◆ WORK REQUEST ◆
Could you restate the data below word for word, without its pictures?

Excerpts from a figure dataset
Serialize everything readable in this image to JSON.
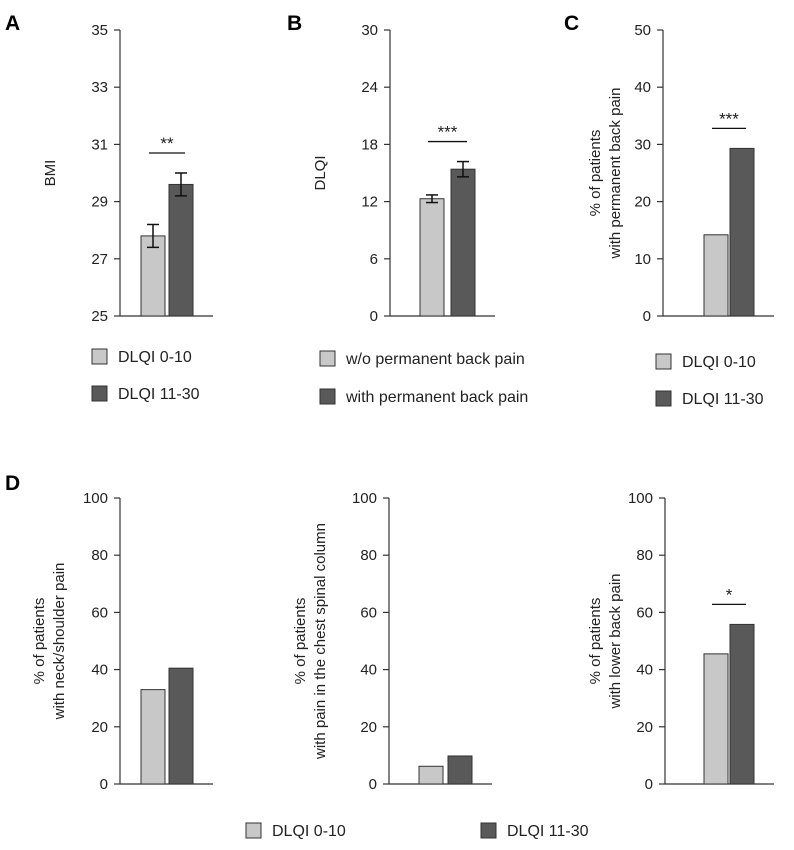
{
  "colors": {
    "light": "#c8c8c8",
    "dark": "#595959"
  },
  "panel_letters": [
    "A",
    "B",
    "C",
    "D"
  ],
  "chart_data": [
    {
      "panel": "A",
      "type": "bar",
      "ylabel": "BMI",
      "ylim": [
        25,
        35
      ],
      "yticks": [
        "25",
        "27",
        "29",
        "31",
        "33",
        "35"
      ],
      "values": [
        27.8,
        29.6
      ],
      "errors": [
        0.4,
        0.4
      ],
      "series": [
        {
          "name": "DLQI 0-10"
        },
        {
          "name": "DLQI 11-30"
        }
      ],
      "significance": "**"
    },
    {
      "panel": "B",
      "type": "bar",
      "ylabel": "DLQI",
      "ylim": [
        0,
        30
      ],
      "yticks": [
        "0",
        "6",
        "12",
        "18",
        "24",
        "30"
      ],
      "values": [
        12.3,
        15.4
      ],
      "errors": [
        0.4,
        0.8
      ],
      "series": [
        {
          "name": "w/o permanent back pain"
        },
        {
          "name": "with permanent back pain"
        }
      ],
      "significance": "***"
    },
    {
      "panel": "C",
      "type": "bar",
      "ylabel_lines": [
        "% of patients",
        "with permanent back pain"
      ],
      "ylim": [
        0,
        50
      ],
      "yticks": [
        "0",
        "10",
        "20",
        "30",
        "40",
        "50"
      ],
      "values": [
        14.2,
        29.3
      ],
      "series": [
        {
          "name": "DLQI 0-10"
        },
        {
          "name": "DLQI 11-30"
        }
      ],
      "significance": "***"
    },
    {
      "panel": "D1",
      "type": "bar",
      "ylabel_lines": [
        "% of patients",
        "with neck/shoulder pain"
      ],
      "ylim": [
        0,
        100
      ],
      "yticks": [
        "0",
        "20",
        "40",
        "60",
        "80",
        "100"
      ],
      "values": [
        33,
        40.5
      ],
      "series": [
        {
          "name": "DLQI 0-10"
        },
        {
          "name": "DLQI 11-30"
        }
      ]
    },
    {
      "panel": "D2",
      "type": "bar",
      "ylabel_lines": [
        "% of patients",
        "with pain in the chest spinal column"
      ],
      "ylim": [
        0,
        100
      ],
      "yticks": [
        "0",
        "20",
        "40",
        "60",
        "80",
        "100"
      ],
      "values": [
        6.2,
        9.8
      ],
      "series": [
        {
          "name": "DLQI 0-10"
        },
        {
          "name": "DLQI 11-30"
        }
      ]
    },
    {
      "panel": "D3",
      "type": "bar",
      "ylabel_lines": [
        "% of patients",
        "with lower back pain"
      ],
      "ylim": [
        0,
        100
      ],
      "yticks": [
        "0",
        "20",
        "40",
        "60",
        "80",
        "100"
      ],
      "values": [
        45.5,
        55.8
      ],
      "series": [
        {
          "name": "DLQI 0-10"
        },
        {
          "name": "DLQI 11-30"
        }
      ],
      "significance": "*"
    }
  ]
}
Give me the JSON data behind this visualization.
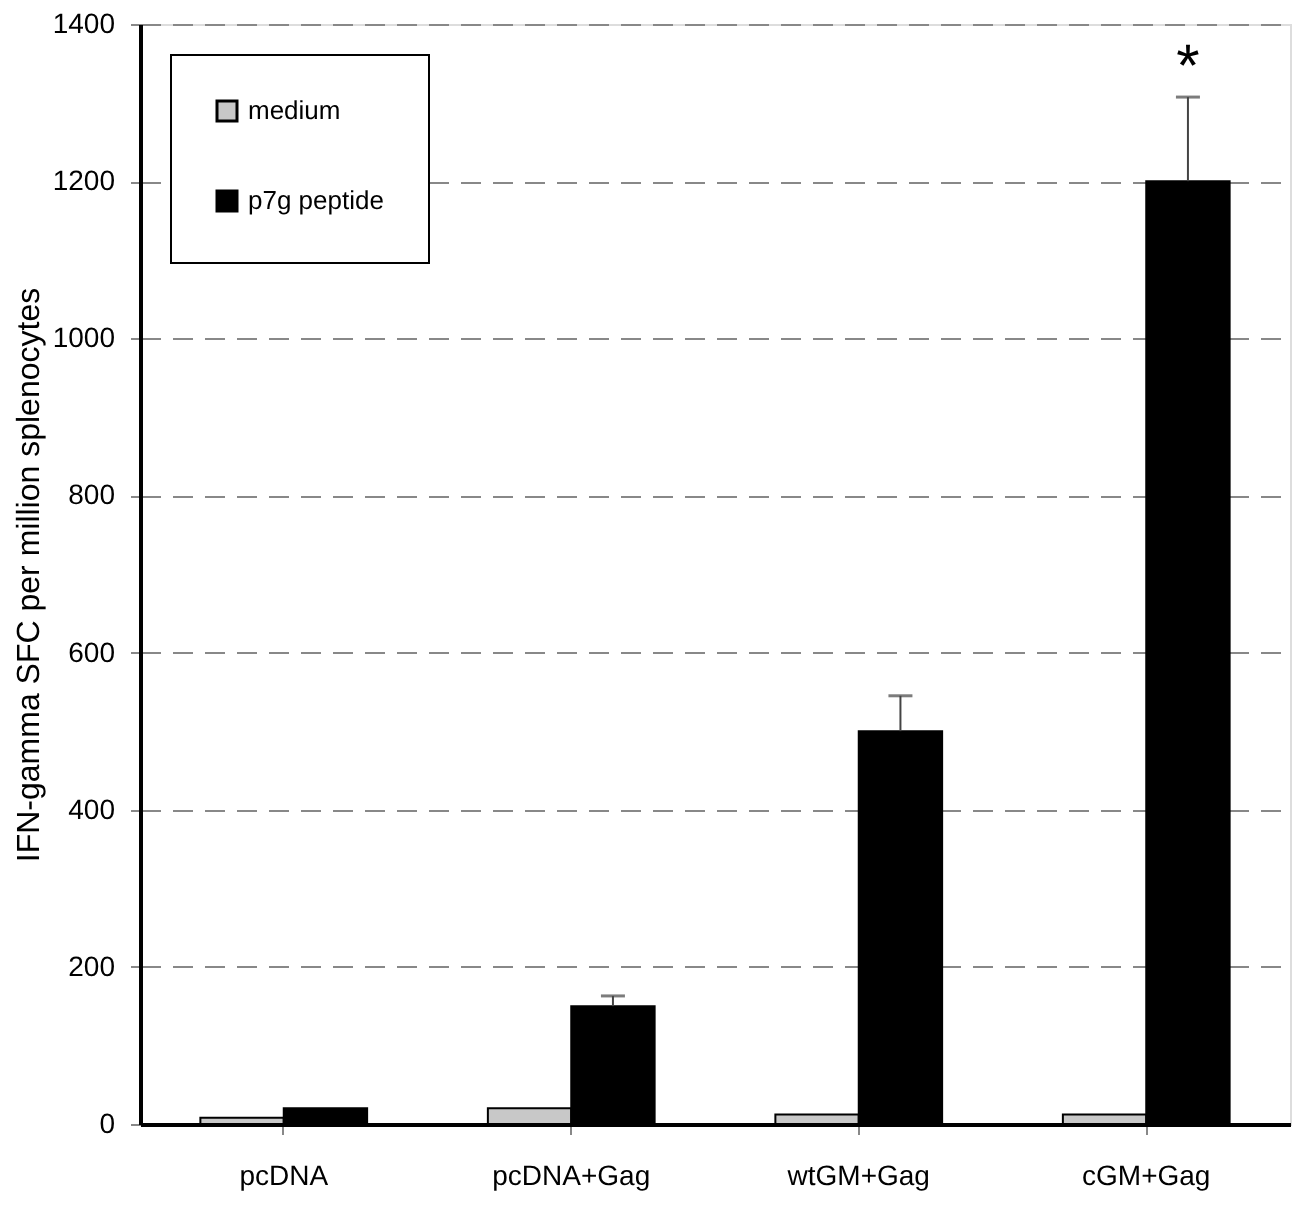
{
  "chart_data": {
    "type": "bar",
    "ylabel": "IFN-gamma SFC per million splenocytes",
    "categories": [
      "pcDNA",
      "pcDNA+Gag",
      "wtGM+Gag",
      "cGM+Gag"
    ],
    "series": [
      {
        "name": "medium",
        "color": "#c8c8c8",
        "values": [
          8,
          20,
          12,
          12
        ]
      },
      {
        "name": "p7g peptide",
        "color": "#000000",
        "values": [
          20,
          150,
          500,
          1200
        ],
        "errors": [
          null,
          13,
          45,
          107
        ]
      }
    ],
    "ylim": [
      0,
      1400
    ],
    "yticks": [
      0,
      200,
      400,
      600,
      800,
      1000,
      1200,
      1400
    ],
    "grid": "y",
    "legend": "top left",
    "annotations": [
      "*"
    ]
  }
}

◆ SOLUTION BELOW ◆
Serialize everything readable in this image to JSON.
{
  "colors": {
    "light": "#c8c8c8",
    "dark": "#595959"
  },
  "panel_letters": [
    "A",
    "B",
    "C",
    "D"
  ],
  "chart_data": [
    {
      "panel": "A",
      "type": "bar",
      "ylabel": "BMI",
      "ylim": [
        25,
        35
      ],
      "yticks": [
        "25",
        "27",
        "29",
        "31",
        "33",
        "35"
      ],
      "values": [
        27.8,
        29.6
      ],
      "errors": [
        0.4,
        0.4
      ],
      "series": [
        {
          "name": "DLQI 0-10"
        },
        {
          "name": "DLQI 11-30"
        }
      ],
      "significance": "**"
    },
    {
      "panel": "B",
      "type": "bar",
      "ylabel": "DLQI",
      "ylim": [
        0,
        30
      ],
      "yticks": [
        "0",
        "6",
        "12",
        "18",
        "24",
        "30"
      ],
      "values": [
        12.3,
        15.4
      ],
      "errors": [
        0.4,
        0.8
      ],
      "series": [
        {
          "name": "w/o permanent back pain"
        },
        {
          "name": "with permanent back pain"
        }
      ],
      "significance": "***"
    },
    {
      "panel": "C",
      "type": "bar",
      "ylabel_lines": [
        "% of patients",
        "with permanent back pain"
      ],
      "ylim": [
        0,
        50
      ],
      "yticks": [
        "0",
        "10",
        "20",
        "30",
        "40",
        "50"
      ],
      "values": [
        14.2,
        29.3
      ],
      "series": [
        {
          "name": "DLQI 0-10"
        },
        {
          "name": "DLQI 11-30"
        }
      ],
      "significance": "***"
    },
    {
      "panel": "D1",
      "type": "bar",
      "ylabel_lines": [
        "% of patients",
        "with neck/shoulder pain"
      ],
      "ylim": [
        0,
        100
      ],
      "yticks": [
        "0",
        "20",
        "40",
        "60",
        "80",
        "100"
      ],
      "values": [
        33,
        40.5
      ],
      "series": [
        {
          "name": "DLQI 0-10"
        },
        {
          "name": "DLQI 11-30"
        }
      ]
    },
    {
      "panel": "D2",
      "type": "bar",
      "ylabel_lines": [
        "% of patients",
        "with pain in the chest spinal column"
      ],
      "ylim": [
        0,
        100
      ],
      "yticks": [
        "0",
        "20",
        "40",
        "60",
        "80",
        "100"
      ],
      "values": [
        6.2,
        9.8
      ],
      "series": [
        {
          "name": "DLQI 0-10"
        },
        {
          "name": "DLQI 11-30"
        }
      ]
    },
    {
      "panel": "D3",
      "type": "bar",
      "ylabel_lines": [
        "% of patients",
        "with lower back pain"
      ],
      "ylim": [
        0,
        100
      ],
      "yticks": [
        "0",
        "20",
        "40",
        "60",
        "80",
        "100"
      ],
      "values": [
        45.5,
        55.8
      ],
      "series": [
        {
          "name": "DLQI 0-10"
        },
        {
          "name": "DLQI 11-30"
        }
      ],
      "significance": "*"
    }
  ]
}
Give me the JSON data behind this visualization.
{
  "chart_data": {
    "type": "bar",
    "ylabel": "IFN-gamma SFC per million splenocytes",
    "categories": [
      "pcDNA",
      "pcDNA+Gag",
      "wtGM+Gag",
      "cGM+Gag"
    ],
    "series": [
      {
        "name": "medium",
        "color": "#c8c8c8",
        "values": [
          8,
          20,
          12,
          12
        ]
      },
      {
        "name": "p7g peptide",
        "color": "#000000",
        "values": [
          20,
          150,
          500,
          1200
        ],
        "errors": [
          null,
          13,
          45,
          107
        ]
      }
    ],
    "ylim": [
      0,
      1400
    ],
    "yticks": [
      0,
      200,
      400,
      600,
      800,
      1000,
      1200,
      1400
    ],
    "grid": "y",
    "legend": "top left",
    "annotations": [
      "*"
    ]
  }
}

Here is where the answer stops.